Dataset items:
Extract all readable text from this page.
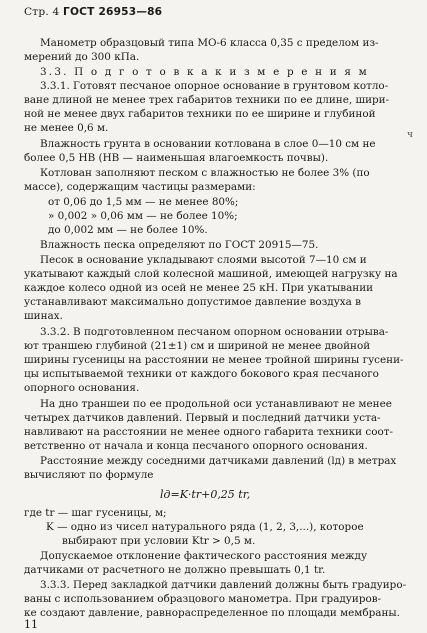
Стр. 4 ГОСТ 26953—86
Манометр образцовый типа МО-6 класса 0,35 с пределом из-
мерений до 300 кПа.
3.3. П о д г о т о в к а к и з м е р е н и я м
3.3.1. Готовят песчаное опорное основание в грунтовом котло-
ване длиной не менее трех габаритов техники по ее длине, шири-
ной не менее двух габаритов техники по ее ширине и глубиной
не менее 0,6 м.
Влажность грунта в основании котлована в слое 0—10 см не
более 0,5 HВ (НВ — наименьшая влагоемкость почвы).
Котлован заполняют песком с влажностью не более 3% (по
массе), содержащим частицы размерами:
от 0,06 до 1,5 мм — не менее 80%;
» 0,002 » 0,06 мм — не более 10%;
до 0,002 мм — не более 10%.
Влажность песка определяют по ГОСТ 20915—75.
Песок в основание укладывают слоями высотой 7—10 см и
укатывают каждый слой колесной машиной, имеющей нагрузку на
каждое колесо одной из осей не менее 25 кН. При укатывании
устанавливают максимально допустимое давление воздуха в
шинах.
3.3.2. В подготовленном песчаном опорном основании отрыва-
ют траншею глубиной (21±1) см и шириной не менее двойной
ширины гусеницы на расстоянии не менее тройной ширины гусени-
цы испытываемой техники от каждого бокового края песчаного
опорного основания.
На дно траншеи по ее продольной оси устанавливают не менее
четырех датчиков давлений. Первый и последний датчики уста-
навливают на расстоянии не менее одного габарита техники соот-
ветственно от начала и конца песчаного опорного основания.
Расстояние между соседними датчиками давлений (lд) в метрах
вычисляют по формуле
lд=K·tr+0,25 tr,
где tr — шаг гусеницы, м;
K — одно из чисел натурального ряда (1, 2, 3,...), которое
выбирают при условии Ktr > 0,5 м.
Допускаемое отклонение фактического расстояния между
датчиками от расчетного не должно превышать 0,1 tr.
3.3.3. Перед закладкой датчики давлений должны быть градуиро-
ваны с использованием образцового манометра. При градуиров-
ке создают давление, равнораспределенное по площади мембраны.
ч
11
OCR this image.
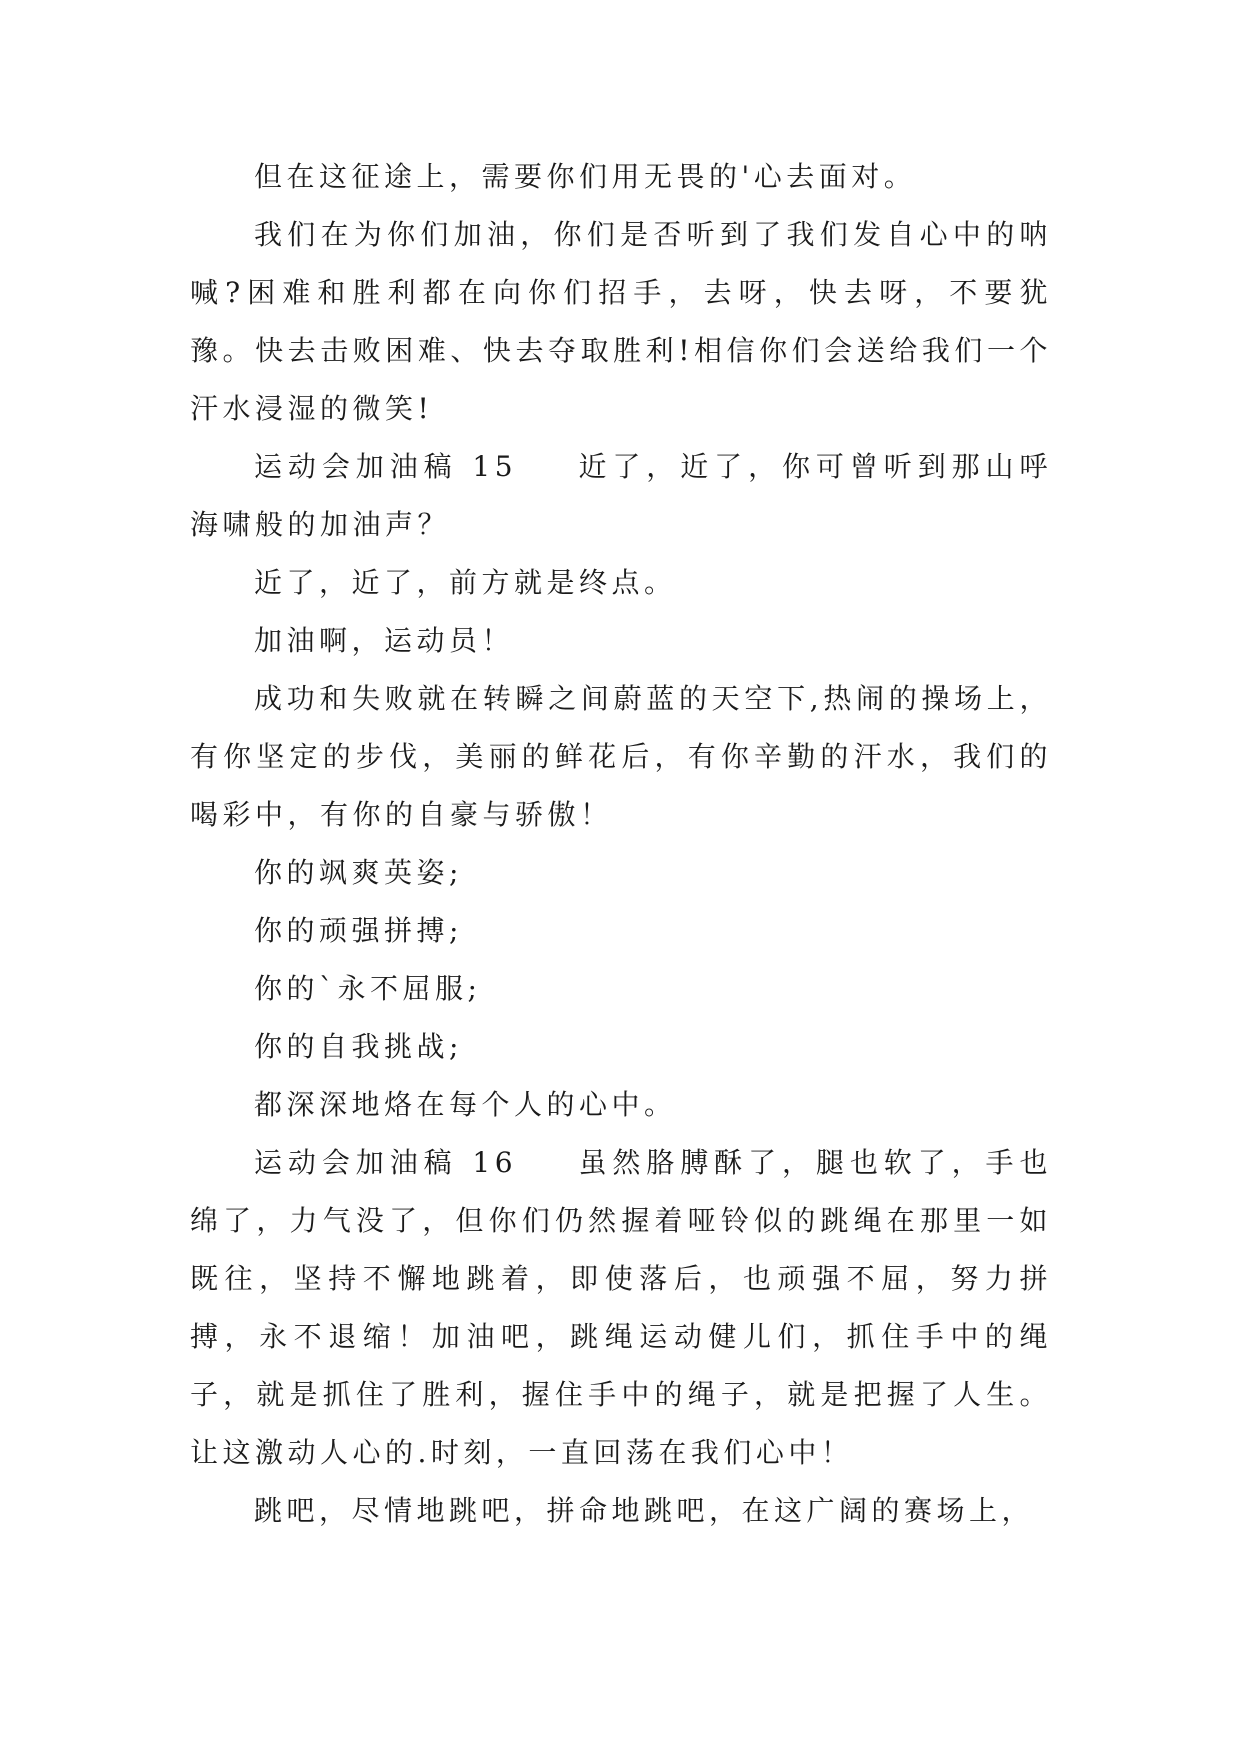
但在这征途上，需要你们用无畏的'心去面对。

我们在为你们加油，你们是否听到了我们发自心中的呐喊?困难和胜利都在向你们招手，去呀，快去呀，不要犹豫。快去击败困难、快去夺取胜利!相信你们会送给我们一个汗水浸湿的微笑!

运动会加油稿 15 近了，近了，你可曾听到那山呼海啸般的加油声？

近了，近了，前方就是终点。

加油啊，运动员！

成功和失败就在转瞬之间蔚蓝的天空下,热闹的操场上，有你坚定的步伐，美丽的鲜花后，有你辛勤的汗水，我们的喝彩中，有你的自豪与骄傲！

你的飒爽英姿;

你的顽强拼搏;

你的`永不屈服;

你的自我挑战;

都深深地烙在每个人的心中。

运动会加油稿 16 虽然胳膊酥了，腿也软了，手也绵了，力气没了，但你们仍然握着哑铃似的跳绳在那里一如既往，坚持不懈地跳着，即使落后，也顽强不屈，努力拼搏，永不退缩！加油吧，跳绳运动健儿们，抓住手中的绳子，就是抓住了胜利，握住手中的绳子，就是把握了人生。让这激动人心的.时刻，一直回荡在我们心中！

跳吧，尽情地跳吧，拼命地跳吧，在这广阔的赛场上，
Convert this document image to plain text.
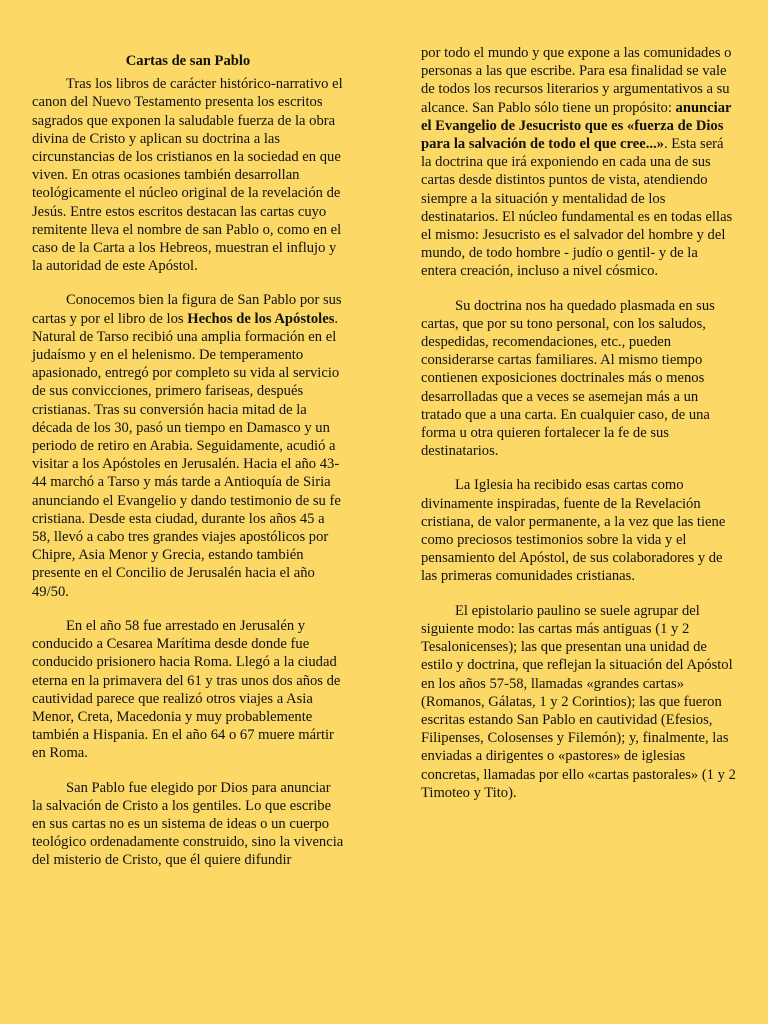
Cartas de san Pablo

Tras los libros de carácter histórico-narrativo el canon del Nuevo Testamento presenta los escritos sagrados que exponen la saludable fuerza de la obra divina de Cristo y aplican su doctrina a las circunstancias de los cristianos en la sociedad en que viven. En otras ocasiones también desarrollan teológicamente el núcleo original de la revelación de Jesús. Entre estos escritos destacan las cartas cuyo remitente lleva el nombre de san Pablo o, como en el caso de la Carta a los Hebreos, muestran el influjo y la autoridad de este Apóstol.

Conocemos bien la figura de San Pablo por sus cartas y por el libro de los Hechos de los Apóstoles. Natural de Tarso recibió una amplia formación en el judaísmo y en el helenismo. De temperamento apasionado, entregó por completo su vida al servicio de sus convicciones, primero fariseas, después cristianas. Tras su conversión hacia mitad de la década de los 30, pasó un tiempo en Damasco y un periodo de retiro en Arabia. Seguidamente, acudió a visitar a los Apóstoles en Jerusalén. Hacia el año 43-44 marchó a Tarso y más tarde a Antioquía de Siria anunciando el Evangelio y dando testimonio de su fe cristiana. Desde esta ciudad, durante los años 45 a 58, llevó a cabo tres grandes viajes apostólicos por Chipre, Asia Menor y Grecia, estando también presente en el Concilio de Jerusalén hacia el año 49/50.

En el año 58 fue arrestado en Jerusalén y conducido a Cesarea Marítima desde donde fue conducido prisionero hacia Roma. Llegó a la ciudad eterna en la primavera del 61 y tras unos dos años de cautividad parece que realizó otros viajes a Asia Menor, Creta, Macedonia y muy probablemente también a Hispania. En el año 64 o 67 muere mártir en Roma.

San Pablo fue elegido por Dios para anunciar la salvación de Cristo a los gentiles. Lo que escribe en sus cartas no es un sistema de ideas o un cuerpo teológico ordenadamente construido, sino la vivencia del misterio de Cristo, que él quiere difundir

por todo el mundo y que expone a las comunidades o personas a las que escribe. Para esa finalidad se vale de todos los recursos literarios y argumentativos a su alcance. San Pablo sólo tiene un propósito: anunciar el Evangelio de Jesucristo que es «fuerza de Dios para la salvación de todo el que cree...». Esta será la doctrina que irá exponiendo en cada una de sus cartas desde distintos puntos de vista, atendiendo siempre a la situación y mentalidad de los destinatarios. El núcleo fundamental es en todas ellas el mismo: Jesucristo es el salvador del hombre y del mundo, de todo hombre - judío o gentil- y de la entera creación, incluso a nivel cósmico.

Su doctrina nos ha quedado plasmada en sus cartas, que por su tono personal, con los saludos, despedidas, recomendaciones, etc., pueden considerarse cartas familiares. Al mismo tiempo contienen exposiciones doctrinales más o menos desarrolladas que a veces se asemejan más a un tratado que a una carta. En cualquier caso, de una forma u otra quieren fortalecer la fe de sus destinatarios.

La Iglesia ha recibido esas cartas como divinamente inspiradas, fuente de la Revelación cristiana, de valor permanente, a la vez que las tiene como preciosos testimonios sobre la vida y el pensamiento del Apóstol, de sus colaboradores y de las primeras comunidades cristianas.

El epistolario paulino se suele agrupar del siguiente modo: las cartas más antiguas (1 y 2 Tesalonicenses); las que presentan una unidad de estilo y doctrina, que reflejan la situación del Apóstol en los años 57-58, llamadas «grandes cartas» (Romanos, Gálatas, 1 y 2 Corintios); las que fueron escritas estando San Pablo en cautividad (Efesios, Filipenses, Colosenses y Filemón); y, finalmente, las enviadas a dirigentes o «pastores» de iglesias concretas, llamadas por ello «cartas pastorales» (1 y 2 Timoteo y Tito).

**What you will do**
Repeat each line of the records above exactly, but do not copy the pictures.

**The solution**
Extract all readable text from this page.
Стр. 4 ГОСТ 26953—86
Манометр образцовый типа МО-6 класса 0,35 с пределом из-
мерений до 300 кПа.
3.3. П о д г о т о в к а к и з м е р е н и я м
3.3.1. Готовят песчаное опорное основание в грунтовом котло-
ване длиной не менее трех габаритов техники по ее длине, шири-
ной не менее двух габаритов техники по ее ширине и глубиной
не менее 0,6 м.
Влажность грунта в основании котлована в слое 0—10 см не
более 0,5 HВ (НВ — наименьшая влагоемкость почвы).
Котлован заполняют песком с влажностью не более 3% (по
массе), содержащим частицы размерами:
от 0,06 до 1,5 мм — не менее 80%;
» 0,002 » 0,06 мм — не более 10%;
до 0,002 мм — не более 10%.
Влажность песка определяют по ГОСТ 20915—75.
Песок в основание укладывают слоями высотой 7—10 см и
укатывают каждый слой колесной машиной, имеющей нагрузку на
каждое колесо одной из осей не менее 25 кН. При укатывании
устанавливают максимально допустимое давление воздуха в
шинах.
3.3.2. В подготовленном песчаном опорном основании отрыва-
ют траншею глубиной (21±1) см и шириной не менее двойной
ширины гусеницы на расстоянии не менее тройной ширины гусени-
цы испытываемой техники от каждого бокового края песчаного
опорного основания.
На дно траншеи по ее продольной оси устанавливают не менее
четырех датчиков давлений. Первый и последний датчики уста-
навливают на расстоянии не менее одного габарита техники соот-
ветственно от начала и конца песчаного опорного основания.
Расстояние между соседними датчиками давлений (lд) в метрах
вычисляют по формуле
lд=K·tr+0,25 tr,
где tr — шаг гусеницы, м;
K — одно из чисел натурального ряда (1, 2, 3,...), которое
выбирают при условии Ktr > 0,5 м.
Допускаемое отклонение фактического расстояния между
датчиками от расчетного не должно превышать 0,1 tr.
3.3.3. Перед закладкой датчики давлений должны быть градуиро-
ваны с использованием образцового манометра. При градуиров-
ке создают давление, равнораспределенное по площади мембраны.
ч
11
OCR this image.
但在这征途上，需要你们用无畏的'心去面对。

我们在为你们加油，你们是否听到了我们发自心中的呐喊?困难和胜利都在向你们招手，去呀，快去呀，不要犹豫。快去击败困难、快去夺取胜利!相信你们会送给我们一个汗水浸湿的微笑!

运动会加油稿 15 近了，近了，你可曾听到那山呼海啸般的加油声？

近了，近了，前方就是终点。

加油啊，运动员！

成功和失败就在转瞬之间蔚蓝的天空下,热闹的操场上，有你坚定的步伐，美丽的鲜花后，有你辛勤的汗水，我们的喝彩中，有你的自豪与骄傲！

你的飒爽英姿;

你的顽强拼搏;

你的`永不屈服;

你的自我挑战;

都深深地烙在每个人的心中。

运动会加油稿 16 虽然胳膊酥了，腿也软了，手也绵了，力气没了，但你们仍然握着哑铃似的跳绳在那里一如既往，坚持不懈地跳着，即使落后，也顽强不屈，努力拼搏，永不退缩！加油吧，跳绳运动健儿们，抓住手中的绳子，就是抓住了胜利，握住手中的绳子，就是把握了人生。让这激动人心的.时刻，一直回荡在我们心中！

跳吧，尽情地跳吧，拼命地跳吧，在这广阔的赛场上，
Convert this document image to plain text.
Cartas de san Pablo

Tras los libros de carácter histórico-narrativo el canon del Nuevo Testamento presenta los escritos sagrados que exponen la saludable fuerza de la obra divina de Cristo y aplican su doctrina a las circunstancias de los cristianos en la sociedad en que viven. En otras ocasiones también desarrollan teológicamente el núcleo original de la revelación de Jesús. Entre estos escritos destacan las cartas cuyo remitente lleva el nombre de san Pablo o, como en el caso de la Carta a los Hebreos, muestran el influjo y la autoridad de este Apóstol.

Conocemos bien la figura de San Pablo por sus cartas y por el libro de los Hechos de los Apóstoles. Natural de Tarso recibió una amplia formación en el judaísmo y en el helenismo. De temperamento apasionado, entregó por completo su vida al servicio de sus convicciones, primero fariseas, después cristianas. Tras su conversión hacia mitad de la década de los 30, pasó un tiempo en Damasco y un periodo de retiro en Arabia. Seguidamente, acudió a visitar a los Apóstoles en Jerusalén. Hacia el año 43-44 marchó a Tarso y más tarde a Antioquía de Siria anunciando el Evangelio y dando testimonio de su fe cristiana. Desde esta ciudad, durante los años 45 a 58, llevó a cabo tres grandes viajes apostólicos por Chipre, Asia Menor y Grecia, estando también presente en el Concilio de Jerusalén hacia el año 49/50.

En el año 58 fue arrestado en Jerusalén y conducido a Cesarea Marítima desde donde fue conducido prisionero hacia Roma. Llegó a la ciudad eterna en la primavera del 61 y tras unos dos años de cautividad parece que realizó otros viajes a Asia Menor, Creta, Macedonia y muy probablemente también a Hispania. En el año 64 o 67 muere mártir en Roma.

San Pablo fue elegido por Dios para anunciar la salvación de Cristo a los gentiles. Lo que escribe en sus cartas no es un sistema de ideas o un cuerpo teológico ordenadamente construido, sino la vivencia del misterio de Cristo, que él quiere difundir

por todo el mundo y que expone a las comunidades o personas a las que escribe. Para esa finalidad se vale de todos los recursos literarios y argumentativos a su alcance. San Pablo sólo tiene un propósito: anunciar el Evangelio de Jesucristo que es «fuerza de Dios para la salvación de todo el que cree...». Esta será la doctrina que irá exponiendo en cada una de sus cartas desde distintos puntos de vista, atendiendo siempre a la situación y mentalidad de los destinatarios. El núcleo fundamental es en todas ellas el mismo: Jesucristo es el salvador del hombre y del mundo, de todo hombre - judío o gentil- y de la entera creación, incluso a nivel cósmico.

Su doctrina nos ha quedado plasmada en sus cartas, que por su tono personal, con los saludos, despedidas, recomendaciones, etc., pueden considerarse cartas familiares. Al mismo tiempo contienen exposiciones doctrinales más o menos desarrolladas que a veces se asemejan más a un tratado que a una carta. En cualquier caso, de una forma u otra quieren fortalecer la fe de sus destinatarios.

La Iglesia ha recibido esas cartas como divinamente inspiradas, fuente de la Revelación cristiana, de valor permanente, a la vez que las tiene como preciosos testimonios sobre la vida y el pensamiento del Apóstol, de sus colaboradores y de las primeras comunidades cristianas.

El epistolario paulino se suele agrupar del siguiente modo: las cartas más antiguas (1 y 2 Tesalonicenses); las que presentan una unidad de estilo y doctrina, que reflejan la situación del Apóstol en los años 57-58, llamadas «grandes cartas» (Romanos, Gálatas, 1 y 2 Corintios); las que fueron escritas estando San Pablo en cautividad (Efesios, Filipenses, Colosenses y Filemón); y, finalmente, las enviadas a dirigentes o «pastores» de iglesias concretas, llamadas por ello «cartas pastorales» (1 y 2 Timoteo y Tito).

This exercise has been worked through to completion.